→ **Task statement**:
Skip all pictures, then print the remaining material exactly.

→ **Entries supplied**:
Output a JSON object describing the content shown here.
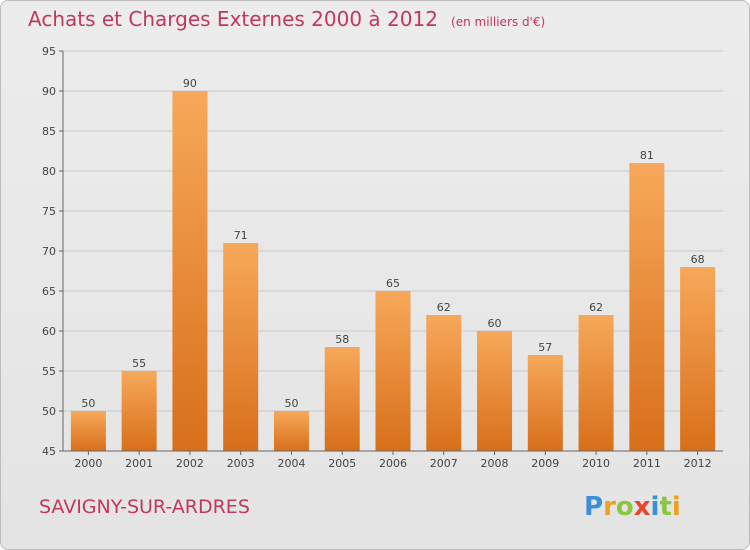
{
  "header": {
    "title": "Achats et Charges Externes 2000 à 2012",
    "subtitle": "(en milliers d'€)"
  },
  "footer": {
    "commune": "SAVIGNY-SUR-ARDRES",
    "logo_text": "Proxiti"
  },
  "colors": {
    "title": "#c0395d",
    "bar_top": "#f7a85a",
    "bar_bottom": "#d86f1a",
    "grid": "#c8c8c8"
  },
  "chart_data": {
    "type": "bar",
    "title": "Achats et Charges Externes 2000 à 2012",
    "subtitle": "(en milliers d'€)",
    "categories": [
      "2000",
      "2001",
      "2002",
      "2003",
      "2004",
      "2005",
      "2006",
      "2007",
      "2008",
      "2009",
      "2010",
      "2011",
      "2012"
    ],
    "values": [
      50,
      55,
      90,
      71,
      50,
      58,
      65,
      62,
      60,
      57,
      62,
      81,
      68
    ],
    "ylim": [
      45,
      95
    ],
    "yticks": [
      45,
      50,
      55,
      60,
      65,
      70,
      75,
      80,
      85,
      90,
      95
    ],
    "grid": true,
    "xlabel": "",
    "ylabel": ""
  }
}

→ **Result**:
Output a JSON object describing the content shown here.
{
  "header": {
    "title": "Achats et Charges Externes 2000 à 2012",
    "subtitle": "(en milliers d'€)"
  },
  "footer": {
    "commune": "SAVIGNY-SUR-ARDRES",
    "logo_text": "Proxiti"
  },
  "colors": {
    "title": "#c0395d",
    "bar_top": "#f7a85a",
    "bar_bottom": "#d86f1a",
    "grid": "#c8c8c8"
  },
  "chart_data": {
    "type": "bar",
    "title": "Achats et Charges Externes 2000 à 2012",
    "subtitle": "(en milliers d'€)",
    "categories": [
      "2000",
      "2001",
      "2002",
      "2003",
      "2004",
      "2005",
      "2006",
      "2007",
      "2008",
      "2009",
      "2010",
      "2011",
      "2012"
    ],
    "values": [
      50,
      55,
      90,
      71,
      50,
      58,
      65,
      62,
      60,
      57,
      62,
      81,
      68
    ],
    "ylim": [
      45,
      95
    ],
    "yticks": [
      45,
      50,
      55,
      60,
      65,
      70,
      75,
      80,
      85,
      90,
      95
    ],
    "grid": true,
    "xlabel": "",
    "ylabel": ""
  }
}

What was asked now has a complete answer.